Records from a collection
::::

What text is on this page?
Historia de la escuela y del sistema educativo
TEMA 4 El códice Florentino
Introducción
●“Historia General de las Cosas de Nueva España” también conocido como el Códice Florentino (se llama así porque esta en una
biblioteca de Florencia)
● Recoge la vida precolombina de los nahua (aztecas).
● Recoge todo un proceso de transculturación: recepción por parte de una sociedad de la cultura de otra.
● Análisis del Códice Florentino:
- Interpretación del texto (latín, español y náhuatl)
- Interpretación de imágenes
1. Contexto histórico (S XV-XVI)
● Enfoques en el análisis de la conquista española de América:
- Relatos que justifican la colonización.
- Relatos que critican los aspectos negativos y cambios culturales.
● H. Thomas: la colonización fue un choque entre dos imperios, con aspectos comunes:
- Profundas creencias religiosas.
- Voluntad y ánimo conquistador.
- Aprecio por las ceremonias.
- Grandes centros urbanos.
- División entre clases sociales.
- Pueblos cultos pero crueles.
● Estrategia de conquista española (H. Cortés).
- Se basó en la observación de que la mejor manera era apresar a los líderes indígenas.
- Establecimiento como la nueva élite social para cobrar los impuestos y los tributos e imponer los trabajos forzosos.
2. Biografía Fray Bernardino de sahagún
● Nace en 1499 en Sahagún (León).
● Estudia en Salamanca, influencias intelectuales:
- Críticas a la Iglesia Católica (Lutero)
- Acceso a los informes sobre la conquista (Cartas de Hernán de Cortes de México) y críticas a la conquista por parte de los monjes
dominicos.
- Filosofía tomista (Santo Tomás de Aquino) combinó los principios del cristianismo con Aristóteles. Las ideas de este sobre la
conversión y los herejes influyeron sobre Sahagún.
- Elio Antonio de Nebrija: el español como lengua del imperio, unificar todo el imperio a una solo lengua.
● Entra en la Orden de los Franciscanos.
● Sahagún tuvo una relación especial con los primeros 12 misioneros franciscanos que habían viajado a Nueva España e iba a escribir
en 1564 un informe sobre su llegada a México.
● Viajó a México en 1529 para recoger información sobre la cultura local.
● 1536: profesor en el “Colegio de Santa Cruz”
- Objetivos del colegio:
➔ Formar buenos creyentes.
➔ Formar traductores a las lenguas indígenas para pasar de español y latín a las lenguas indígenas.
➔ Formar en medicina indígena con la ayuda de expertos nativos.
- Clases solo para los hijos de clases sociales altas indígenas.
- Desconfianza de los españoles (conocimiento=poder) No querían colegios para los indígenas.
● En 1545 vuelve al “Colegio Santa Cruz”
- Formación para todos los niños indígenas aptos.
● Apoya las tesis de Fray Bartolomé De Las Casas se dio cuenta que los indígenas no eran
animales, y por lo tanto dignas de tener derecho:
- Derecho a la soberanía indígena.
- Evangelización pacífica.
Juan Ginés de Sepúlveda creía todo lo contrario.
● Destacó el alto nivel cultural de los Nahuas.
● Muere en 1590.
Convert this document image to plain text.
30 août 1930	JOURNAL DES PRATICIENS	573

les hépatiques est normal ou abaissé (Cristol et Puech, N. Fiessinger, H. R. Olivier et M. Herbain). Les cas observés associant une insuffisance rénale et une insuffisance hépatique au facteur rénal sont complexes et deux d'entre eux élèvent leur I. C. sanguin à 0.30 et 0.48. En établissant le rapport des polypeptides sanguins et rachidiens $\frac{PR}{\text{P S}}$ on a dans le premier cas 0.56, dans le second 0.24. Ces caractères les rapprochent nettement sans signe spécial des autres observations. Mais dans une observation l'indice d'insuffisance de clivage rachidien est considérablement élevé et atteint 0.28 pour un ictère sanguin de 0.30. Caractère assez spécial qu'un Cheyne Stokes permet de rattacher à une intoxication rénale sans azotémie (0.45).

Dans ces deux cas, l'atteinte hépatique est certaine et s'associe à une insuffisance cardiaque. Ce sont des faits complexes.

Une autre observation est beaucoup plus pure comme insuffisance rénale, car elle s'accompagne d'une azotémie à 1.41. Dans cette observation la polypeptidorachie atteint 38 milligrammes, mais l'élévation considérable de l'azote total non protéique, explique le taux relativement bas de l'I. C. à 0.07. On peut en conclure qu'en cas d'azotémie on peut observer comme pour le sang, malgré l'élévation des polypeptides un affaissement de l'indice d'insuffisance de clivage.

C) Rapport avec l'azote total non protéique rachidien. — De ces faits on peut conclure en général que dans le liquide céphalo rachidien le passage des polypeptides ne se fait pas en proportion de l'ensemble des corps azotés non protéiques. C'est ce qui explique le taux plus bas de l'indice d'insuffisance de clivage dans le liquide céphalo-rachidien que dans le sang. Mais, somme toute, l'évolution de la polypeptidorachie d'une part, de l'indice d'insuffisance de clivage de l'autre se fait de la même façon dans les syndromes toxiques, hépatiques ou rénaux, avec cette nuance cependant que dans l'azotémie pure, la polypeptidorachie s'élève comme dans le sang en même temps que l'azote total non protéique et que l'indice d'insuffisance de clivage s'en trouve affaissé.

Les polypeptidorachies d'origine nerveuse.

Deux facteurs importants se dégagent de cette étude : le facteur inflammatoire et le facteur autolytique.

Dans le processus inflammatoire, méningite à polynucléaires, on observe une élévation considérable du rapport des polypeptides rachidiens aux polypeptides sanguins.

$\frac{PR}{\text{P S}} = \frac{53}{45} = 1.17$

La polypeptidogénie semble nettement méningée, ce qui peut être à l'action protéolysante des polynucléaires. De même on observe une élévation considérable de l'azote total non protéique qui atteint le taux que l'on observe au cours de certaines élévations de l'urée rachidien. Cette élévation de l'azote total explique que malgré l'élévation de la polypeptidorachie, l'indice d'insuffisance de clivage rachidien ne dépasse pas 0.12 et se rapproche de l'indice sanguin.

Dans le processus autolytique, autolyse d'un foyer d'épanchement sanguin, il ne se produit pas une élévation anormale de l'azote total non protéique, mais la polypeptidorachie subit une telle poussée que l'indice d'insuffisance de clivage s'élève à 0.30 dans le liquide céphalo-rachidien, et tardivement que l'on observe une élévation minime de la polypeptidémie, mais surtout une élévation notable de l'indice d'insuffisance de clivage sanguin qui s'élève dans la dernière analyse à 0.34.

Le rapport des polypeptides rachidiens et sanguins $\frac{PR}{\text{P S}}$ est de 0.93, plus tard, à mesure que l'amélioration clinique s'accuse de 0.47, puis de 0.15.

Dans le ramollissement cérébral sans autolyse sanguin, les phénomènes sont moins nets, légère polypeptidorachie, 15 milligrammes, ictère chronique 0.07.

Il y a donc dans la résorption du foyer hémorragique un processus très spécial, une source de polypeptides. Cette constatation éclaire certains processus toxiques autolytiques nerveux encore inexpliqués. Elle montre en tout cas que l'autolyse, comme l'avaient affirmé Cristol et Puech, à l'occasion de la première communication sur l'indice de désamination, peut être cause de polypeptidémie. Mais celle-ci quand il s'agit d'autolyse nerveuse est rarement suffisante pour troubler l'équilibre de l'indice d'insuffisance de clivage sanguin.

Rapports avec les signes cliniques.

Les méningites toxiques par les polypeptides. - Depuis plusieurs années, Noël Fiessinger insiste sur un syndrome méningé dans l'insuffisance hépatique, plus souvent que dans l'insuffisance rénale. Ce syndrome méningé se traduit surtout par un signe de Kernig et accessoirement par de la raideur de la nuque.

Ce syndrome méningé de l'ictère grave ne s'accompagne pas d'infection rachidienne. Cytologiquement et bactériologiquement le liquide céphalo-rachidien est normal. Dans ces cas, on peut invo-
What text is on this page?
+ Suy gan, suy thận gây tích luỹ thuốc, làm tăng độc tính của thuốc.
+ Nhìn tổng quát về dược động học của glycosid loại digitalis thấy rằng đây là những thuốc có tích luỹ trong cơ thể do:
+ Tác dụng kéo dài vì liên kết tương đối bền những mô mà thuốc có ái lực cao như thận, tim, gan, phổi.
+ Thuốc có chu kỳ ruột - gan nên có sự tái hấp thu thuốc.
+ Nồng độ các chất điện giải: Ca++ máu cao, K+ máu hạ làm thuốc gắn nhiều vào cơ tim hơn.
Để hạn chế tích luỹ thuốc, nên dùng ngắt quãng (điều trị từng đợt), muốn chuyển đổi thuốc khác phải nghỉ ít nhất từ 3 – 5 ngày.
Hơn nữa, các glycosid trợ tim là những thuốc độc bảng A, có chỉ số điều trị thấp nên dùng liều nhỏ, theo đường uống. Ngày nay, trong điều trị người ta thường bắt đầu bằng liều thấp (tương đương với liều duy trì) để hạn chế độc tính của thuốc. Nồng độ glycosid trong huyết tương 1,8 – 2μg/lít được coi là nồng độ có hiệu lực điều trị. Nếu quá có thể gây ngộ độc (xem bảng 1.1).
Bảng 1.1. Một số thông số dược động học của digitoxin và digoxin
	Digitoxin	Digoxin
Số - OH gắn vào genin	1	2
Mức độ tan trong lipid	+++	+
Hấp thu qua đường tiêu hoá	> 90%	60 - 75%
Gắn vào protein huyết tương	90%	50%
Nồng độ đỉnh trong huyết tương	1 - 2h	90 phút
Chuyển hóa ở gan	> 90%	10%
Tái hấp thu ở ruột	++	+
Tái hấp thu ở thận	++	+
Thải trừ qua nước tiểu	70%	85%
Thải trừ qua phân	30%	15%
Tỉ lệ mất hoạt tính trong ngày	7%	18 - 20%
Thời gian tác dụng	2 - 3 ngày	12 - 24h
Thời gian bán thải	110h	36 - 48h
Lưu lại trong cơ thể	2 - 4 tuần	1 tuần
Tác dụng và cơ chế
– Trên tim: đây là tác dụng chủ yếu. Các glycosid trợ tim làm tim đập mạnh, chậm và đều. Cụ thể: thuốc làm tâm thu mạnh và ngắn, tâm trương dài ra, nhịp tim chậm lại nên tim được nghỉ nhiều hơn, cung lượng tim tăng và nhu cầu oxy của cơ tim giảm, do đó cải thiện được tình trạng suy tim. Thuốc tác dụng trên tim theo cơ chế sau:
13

::::

:: INSTRUCTIONS TO FOLLOW ::
Please filter the entries for the word "Relatos" and copy the lines that have it.

:: RESPONSE TO THIS EXERCISE ::
- Relatos que justifican la colonización.
- Relatos que critican los aspectos negativos y cambios culturales.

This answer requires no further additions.